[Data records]
···
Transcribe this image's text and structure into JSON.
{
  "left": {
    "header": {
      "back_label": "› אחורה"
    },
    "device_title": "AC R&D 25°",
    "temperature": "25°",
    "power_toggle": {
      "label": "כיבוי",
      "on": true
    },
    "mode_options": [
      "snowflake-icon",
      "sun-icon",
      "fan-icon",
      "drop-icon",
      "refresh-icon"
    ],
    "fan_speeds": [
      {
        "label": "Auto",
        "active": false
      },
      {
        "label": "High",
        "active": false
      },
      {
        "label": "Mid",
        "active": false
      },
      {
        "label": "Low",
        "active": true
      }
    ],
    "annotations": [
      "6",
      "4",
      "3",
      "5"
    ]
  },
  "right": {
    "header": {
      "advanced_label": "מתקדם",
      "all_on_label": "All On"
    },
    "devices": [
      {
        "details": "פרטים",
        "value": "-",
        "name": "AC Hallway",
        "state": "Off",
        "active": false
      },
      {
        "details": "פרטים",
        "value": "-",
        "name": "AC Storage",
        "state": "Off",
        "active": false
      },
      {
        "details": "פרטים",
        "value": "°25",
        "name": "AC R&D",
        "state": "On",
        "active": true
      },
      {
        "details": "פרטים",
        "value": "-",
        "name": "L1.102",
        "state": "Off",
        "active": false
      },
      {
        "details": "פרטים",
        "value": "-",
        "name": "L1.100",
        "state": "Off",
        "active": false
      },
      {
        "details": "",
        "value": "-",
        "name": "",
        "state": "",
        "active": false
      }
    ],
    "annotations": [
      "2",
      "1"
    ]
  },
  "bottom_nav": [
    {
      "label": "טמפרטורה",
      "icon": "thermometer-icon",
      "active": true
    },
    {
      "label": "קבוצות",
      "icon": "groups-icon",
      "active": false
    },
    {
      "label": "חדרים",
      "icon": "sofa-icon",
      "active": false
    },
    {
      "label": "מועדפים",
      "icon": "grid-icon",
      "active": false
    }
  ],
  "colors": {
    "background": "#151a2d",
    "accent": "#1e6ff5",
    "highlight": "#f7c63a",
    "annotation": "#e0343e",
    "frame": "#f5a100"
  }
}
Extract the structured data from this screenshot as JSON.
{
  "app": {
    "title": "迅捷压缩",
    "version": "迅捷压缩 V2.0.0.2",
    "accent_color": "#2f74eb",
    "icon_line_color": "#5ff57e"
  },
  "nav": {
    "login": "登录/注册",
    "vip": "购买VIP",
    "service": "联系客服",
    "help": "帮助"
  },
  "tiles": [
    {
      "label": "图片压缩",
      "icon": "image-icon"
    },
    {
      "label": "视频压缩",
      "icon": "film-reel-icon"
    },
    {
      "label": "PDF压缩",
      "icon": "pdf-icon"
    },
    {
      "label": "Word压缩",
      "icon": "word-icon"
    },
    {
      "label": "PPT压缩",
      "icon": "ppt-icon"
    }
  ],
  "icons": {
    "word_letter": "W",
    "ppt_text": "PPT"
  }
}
···
Exercise instructions — Please reproduce every line of the material word for word.

Output for this exercise —
Transcribe this image's text and structure into JSON.
{
  "left": {
    "header": {
      "back_label": "› אחורה"
    },
    "device_title": "AC R&D 25°",
    "temperature": "25°",
    "power_toggle": {
      "label": "כיבוי",
      "on": true
    },
    "mode_options": [
      "snowflake-icon",
      "sun-icon",
      "fan-icon",
      "drop-icon",
      "refresh-icon"
    ],
    "fan_speeds": [
      {
        "label": "Auto",
        "active": false
      },
      {
        "label": "High",
        "active": false
      },
      {
        "label": "Mid",
        "active": false
      },
      {
        "label": "Low",
        "active": true
      }
    ],
    "annotations": [
      "6",
      "4",
      "3",
      "5"
    ]
  },
  "right": {
    "header": {
      "advanced_label": "מתקדם",
      "all_on_label": "All On"
    },
    "devices": [
      {
        "details": "פרטים",
        "value": "-",
        "name": "AC Hallway",
        "state": "Off",
        "active": false
      },
      {
        "details": "פרטים",
        "value": "-",
        "name": "AC Storage",
        "state": "Off",
        "active": false
      },
      {
        "details": "פרטים",
        "value": "°25",
        "name": "AC R&D",
        "state": "On",
        "active": true
      },
      {
        "details": "פרטים",
        "value": "-",
        "name": "L1.102",
        "state": "Off",
        "active": false
      },
      {
        "details": "פרטים",
        "value": "-",
        "name": "L1.100",
        "state": "Off",
        "active": false
      },
      {
        "details": "",
        "value": "-",
        "name": "",
        "state": "",
        "active": false
      }
    ],
    "annotations": [
      "2",
      "1"
    ]
  },
  "bottom_nav": [
    {
      "label": "טמפרטורה",
      "icon": "thermometer-icon",
      "active": true
    },
    {
      "label": "קבוצות",
      "icon": "groups-icon",
      "active": false
    },
    {
      "label": "חדרים",
      "icon": "sofa-icon",
      "active": false
    },
    {
      "label": "מועדפים",
      "icon": "grid-icon",
      "active": false
    }
  ],
  "colors": {
    "background": "#151a2d",
    "accent": "#1e6ff5",
    "highlight": "#f7c63a",
    "annotation": "#e0343e",
    "frame": "#f5a100"
  }
}
Extract the structured data from this screenshot as JSON.
{
  "app": {
    "title": "迅捷压缩",
    "version": "迅捷压缩 V2.0.0.2",
    "accent_color": "#2f74eb",
    "icon_line_color": "#5ff57e"
  },
  "nav": {
    "login": "登录/注册",
    "vip": "购买VIP",
    "service": "联系客服",
    "help": "帮助"
  },
  "tiles": [
    {
      "label": "图片压缩",
      "icon": "image-icon"
    },
    {
      "label": "视频压缩",
      "icon": "film-reel-icon"
    },
    {
      "label": "PDF压缩",
      "icon": "pdf-icon"
    },
    {
      "label": "Word压缩",
      "icon": "word-icon"
    },
    {
      "label": "PPT压缩",
      "icon": "ppt-icon"
    }
  ],
  "icons": {
    "word_letter": "W",
    "ppt_text": "PPT"
  }
}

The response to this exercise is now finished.